#### OBJECTIVE
Copy out all of the data below with no alterations.

start EXTRACTED DATA

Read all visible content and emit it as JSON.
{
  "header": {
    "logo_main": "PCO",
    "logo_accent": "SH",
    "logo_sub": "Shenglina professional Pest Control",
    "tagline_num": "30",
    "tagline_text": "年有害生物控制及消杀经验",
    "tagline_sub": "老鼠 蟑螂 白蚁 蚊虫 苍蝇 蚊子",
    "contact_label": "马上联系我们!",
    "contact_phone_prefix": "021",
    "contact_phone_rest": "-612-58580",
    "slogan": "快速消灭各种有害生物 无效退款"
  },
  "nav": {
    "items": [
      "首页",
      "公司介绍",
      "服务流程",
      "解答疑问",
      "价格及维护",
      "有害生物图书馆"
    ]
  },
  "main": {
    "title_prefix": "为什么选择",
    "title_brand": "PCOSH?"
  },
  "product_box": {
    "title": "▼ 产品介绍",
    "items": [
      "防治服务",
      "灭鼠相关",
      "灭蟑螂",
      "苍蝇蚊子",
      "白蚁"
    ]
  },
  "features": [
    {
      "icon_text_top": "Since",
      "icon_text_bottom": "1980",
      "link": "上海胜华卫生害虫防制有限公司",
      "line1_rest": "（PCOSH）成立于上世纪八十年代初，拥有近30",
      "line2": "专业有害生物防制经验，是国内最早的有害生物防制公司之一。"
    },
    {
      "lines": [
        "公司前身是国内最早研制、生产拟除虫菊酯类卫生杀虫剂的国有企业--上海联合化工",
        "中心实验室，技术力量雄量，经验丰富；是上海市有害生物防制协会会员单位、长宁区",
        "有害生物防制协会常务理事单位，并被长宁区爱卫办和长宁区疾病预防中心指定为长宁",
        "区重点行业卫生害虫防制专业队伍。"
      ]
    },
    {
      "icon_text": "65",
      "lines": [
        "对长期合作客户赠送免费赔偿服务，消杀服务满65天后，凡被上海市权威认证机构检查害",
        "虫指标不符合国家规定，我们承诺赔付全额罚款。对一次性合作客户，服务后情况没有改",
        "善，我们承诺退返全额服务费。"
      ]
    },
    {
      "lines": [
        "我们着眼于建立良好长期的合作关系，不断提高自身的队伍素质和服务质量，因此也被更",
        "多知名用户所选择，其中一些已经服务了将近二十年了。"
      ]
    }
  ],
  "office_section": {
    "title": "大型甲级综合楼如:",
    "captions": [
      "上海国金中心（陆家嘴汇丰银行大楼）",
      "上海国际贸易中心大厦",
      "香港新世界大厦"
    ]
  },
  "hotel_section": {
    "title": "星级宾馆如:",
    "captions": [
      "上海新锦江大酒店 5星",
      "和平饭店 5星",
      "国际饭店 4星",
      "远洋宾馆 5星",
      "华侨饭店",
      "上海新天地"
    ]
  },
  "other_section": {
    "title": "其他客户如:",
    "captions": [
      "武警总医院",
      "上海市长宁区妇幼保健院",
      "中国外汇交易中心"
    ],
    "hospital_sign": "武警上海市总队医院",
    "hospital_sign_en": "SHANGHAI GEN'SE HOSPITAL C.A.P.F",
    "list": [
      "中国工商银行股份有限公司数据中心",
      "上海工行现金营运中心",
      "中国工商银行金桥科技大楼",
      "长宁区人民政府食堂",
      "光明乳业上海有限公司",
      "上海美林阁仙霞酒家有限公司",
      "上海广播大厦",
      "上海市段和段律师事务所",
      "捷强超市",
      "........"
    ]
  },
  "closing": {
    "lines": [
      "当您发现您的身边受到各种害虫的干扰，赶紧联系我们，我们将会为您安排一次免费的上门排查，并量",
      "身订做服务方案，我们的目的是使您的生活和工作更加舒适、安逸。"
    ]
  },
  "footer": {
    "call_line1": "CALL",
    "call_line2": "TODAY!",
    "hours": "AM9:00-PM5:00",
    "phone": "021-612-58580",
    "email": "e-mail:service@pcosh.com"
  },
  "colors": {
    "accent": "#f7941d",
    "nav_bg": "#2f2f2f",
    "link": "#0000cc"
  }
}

end EXTRACTED DATA

#### FINISHED ANSWER
Read all visible content and emit it as JSON.
{
  "header": {
    "logo_main": "PCO",
    "logo_accent": "SH",
    "logo_sub": "Shenglina professional Pest Control",
    "tagline_num": "30",
    "tagline_text": "年有害生物控制及消杀经验",
    "tagline_sub": "老鼠 蟑螂 白蚁 蚊虫 苍蝇 蚊子",
    "contact_label": "马上联系我们!",
    "contact_phone_prefix": "021",
    "contact_phone_rest": "-612-58580",
    "slogan": "快速消灭各种有害生物 无效退款"
  },
  "nav": {
    "items": [
      "首页",
      "公司介绍",
      "服务流程",
      "解答疑问",
      "价格及维护",
      "有害生物图书馆"
    ]
  },
  "main": {
    "title_prefix": "为什么选择",
    "title_brand": "PCOSH?"
  },
  "product_box": {
    "title": "▼ 产品介绍",
    "items": [
      "防治服务",
      "灭鼠相关",
      "灭蟑螂",
      "苍蝇蚊子",
      "白蚁"
    ]
  },
  "features": [
    {
      "icon_text_top": "Since",
      "icon_text_bottom": "1980",
      "link": "上海胜华卫生害虫防制有限公司",
      "line1_rest": "（PCOSH）成立于上世纪八十年代初，拥有近30",
      "line2": "专业有害生物防制经验，是国内最早的有害生物防制公司之一。"
    },
    {
      "lines": [
        "公司前身是国内最早研制、生产拟除虫菊酯类卫生杀虫剂的国有企业--上海联合化工",
        "中心实验室，技术力量雄量，经验丰富；是上海市有害生物防制协会会员单位、长宁区",
        "有害生物防制协会常务理事单位，并被长宁区爱卫办和长宁区疾病预防中心指定为长宁",
        "区重点行业卫生害虫防制专业队伍。"
      ]
    },
    {
      "icon_text": "65",
      "lines": [
        "对长期合作客户赠送免费赔偿服务，消杀服务满65天后，凡被上海市权威认证机构检查害",
        "虫指标不符合国家规定，我们承诺赔付全额罚款。对一次性合作客户，服务后情况没有改",
        "善，我们承诺退返全额服务费。"
      ]
    },
    {
      "lines": [
        "我们着眼于建立良好长期的合作关系，不断提高自身的队伍素质和服务质量，因此也被更",
        "多知名用户所选择，其中一些已经服务了将近二十年了。"
      ]
    }
  ],
  "office_section": {
    "title": "大型甲级综合楼如:",
    "captions": [
      "上海国金中心（陆家嘴汇丰银行大楼）",
      "上海国际贸易中心大厦",
      "香港新世界大厦"
    ]
  },
  "hotel_section": {
    "title": "星级宾馆如:",
    "captions": [
      "上海新锦江大酒店 5星",
      "和平饭店 5星",
      "国际饭店 4星",
      "远洋宾馆 5星",
      "华侨饭店",
      "上海新天地"
    ]
  },
  "other_section": {
    "title": "其他客户如:",
    "captions": [
      "武警总医院",
      "上海市长宁区妇幼保健院",
      "中国外汇交易中心"
    ],
    "hospital_sign": "武警上海市总队医院",
    "hospital_sign_en": "SHANGHAI GEN'SE HOSPITAL C.A.P.F",
    "list": [
      "中国工商银行股份有限公司数据中心",
      "上海工行现金营运中心",
      "中国工商银行金桥科技大楼",
      "长宁区人民政府食堂",
      "光明乳业上海有限公司",
      "上海美林阁仙霞酒家有限公司",
      "上海广播大厦",
      "上海市段和段律师事务所",
      "捷强超市",
      "........"
    ]
  },
  "closing": {
    "lines": [
      "当您发现您的身边受到各种害虫的干扰，赶紧联系我们，我们将会为您安排一次免费的上门排查，并量",
      "身订做服务方案，我们的目的是使您的生活和工作更加舒适、安逸。"
    ]
  },
  "footer": {
    "call_line1": "CALL",
    "call_line2": "TODAY!",
    "hours": "AM9:00-PM5:00",
    "phone": "021-612-58580",
    "email": "e-mail:service@pcosh.com"
  },
  "colors": {
    "accent": "#f7941d",
    "nav_bg": "#2f2f2f",
    "link": "#0000cc"
  }
}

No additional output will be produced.